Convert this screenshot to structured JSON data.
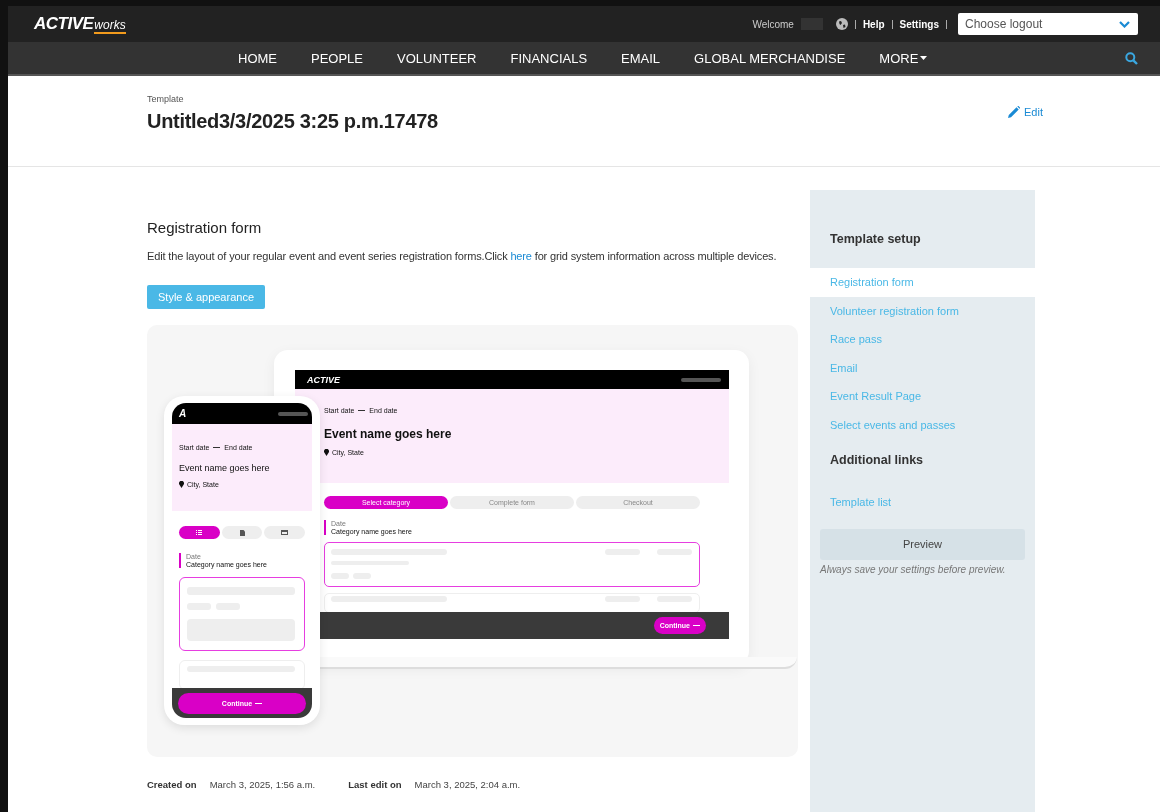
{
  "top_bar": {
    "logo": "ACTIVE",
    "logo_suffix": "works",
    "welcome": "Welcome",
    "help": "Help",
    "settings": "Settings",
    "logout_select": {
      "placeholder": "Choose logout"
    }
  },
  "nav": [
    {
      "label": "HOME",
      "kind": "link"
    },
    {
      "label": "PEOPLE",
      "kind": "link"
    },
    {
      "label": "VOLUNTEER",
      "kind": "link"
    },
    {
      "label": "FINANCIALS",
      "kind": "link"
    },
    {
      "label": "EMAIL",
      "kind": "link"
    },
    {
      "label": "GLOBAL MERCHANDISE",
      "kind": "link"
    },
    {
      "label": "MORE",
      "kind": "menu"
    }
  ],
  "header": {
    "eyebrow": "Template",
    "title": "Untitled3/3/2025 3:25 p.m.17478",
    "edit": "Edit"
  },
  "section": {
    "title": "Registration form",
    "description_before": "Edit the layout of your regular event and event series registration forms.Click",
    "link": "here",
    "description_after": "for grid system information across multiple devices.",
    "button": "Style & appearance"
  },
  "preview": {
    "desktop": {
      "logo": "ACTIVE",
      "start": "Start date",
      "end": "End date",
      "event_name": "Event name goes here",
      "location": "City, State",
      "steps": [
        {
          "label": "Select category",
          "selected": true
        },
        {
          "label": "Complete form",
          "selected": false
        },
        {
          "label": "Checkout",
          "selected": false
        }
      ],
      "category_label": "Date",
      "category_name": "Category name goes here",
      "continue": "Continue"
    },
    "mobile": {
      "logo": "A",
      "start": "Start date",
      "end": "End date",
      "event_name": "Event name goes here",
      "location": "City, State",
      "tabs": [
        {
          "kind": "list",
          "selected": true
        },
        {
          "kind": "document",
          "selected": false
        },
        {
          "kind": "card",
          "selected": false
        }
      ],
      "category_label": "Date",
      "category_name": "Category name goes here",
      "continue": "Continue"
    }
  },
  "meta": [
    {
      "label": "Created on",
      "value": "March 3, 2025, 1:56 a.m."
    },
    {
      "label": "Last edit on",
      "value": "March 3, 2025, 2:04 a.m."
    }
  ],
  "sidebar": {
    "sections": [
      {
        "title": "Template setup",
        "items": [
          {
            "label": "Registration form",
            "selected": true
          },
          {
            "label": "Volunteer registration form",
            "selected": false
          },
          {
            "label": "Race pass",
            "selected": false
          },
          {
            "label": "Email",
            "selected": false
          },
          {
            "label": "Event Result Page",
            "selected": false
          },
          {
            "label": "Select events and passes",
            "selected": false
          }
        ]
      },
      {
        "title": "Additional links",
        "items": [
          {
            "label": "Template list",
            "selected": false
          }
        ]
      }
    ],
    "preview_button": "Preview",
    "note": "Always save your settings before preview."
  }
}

--

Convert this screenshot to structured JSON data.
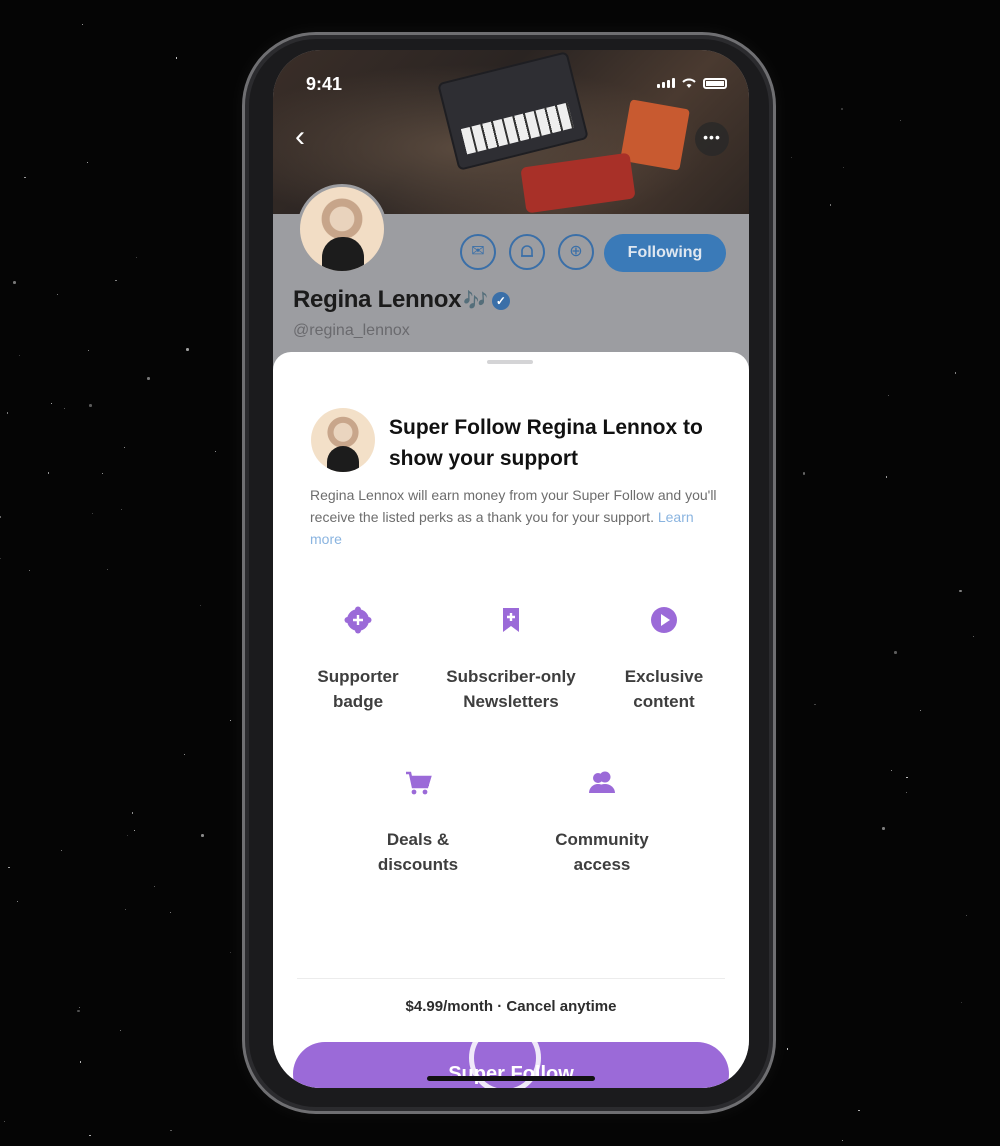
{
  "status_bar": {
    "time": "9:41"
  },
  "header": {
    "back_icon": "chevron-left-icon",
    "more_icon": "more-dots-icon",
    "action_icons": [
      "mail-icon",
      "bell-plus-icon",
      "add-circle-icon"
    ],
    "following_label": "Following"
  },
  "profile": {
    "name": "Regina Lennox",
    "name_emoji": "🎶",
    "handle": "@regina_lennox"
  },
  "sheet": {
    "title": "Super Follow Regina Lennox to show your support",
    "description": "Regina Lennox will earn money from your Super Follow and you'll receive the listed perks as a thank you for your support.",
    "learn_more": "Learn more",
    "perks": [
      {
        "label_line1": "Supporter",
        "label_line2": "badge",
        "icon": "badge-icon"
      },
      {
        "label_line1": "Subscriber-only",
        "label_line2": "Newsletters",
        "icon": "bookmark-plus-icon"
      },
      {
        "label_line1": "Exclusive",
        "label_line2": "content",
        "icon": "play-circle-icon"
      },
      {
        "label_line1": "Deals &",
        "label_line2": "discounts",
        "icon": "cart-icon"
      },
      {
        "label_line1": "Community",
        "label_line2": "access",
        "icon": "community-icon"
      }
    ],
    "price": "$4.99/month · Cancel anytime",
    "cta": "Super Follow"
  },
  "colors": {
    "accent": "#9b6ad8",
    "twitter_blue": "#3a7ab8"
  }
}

#### WHAT YOU HAVE TO DO
Reply with nothing except the number of lines in the listing above that include "plus".

#### TASK OUTPUT
2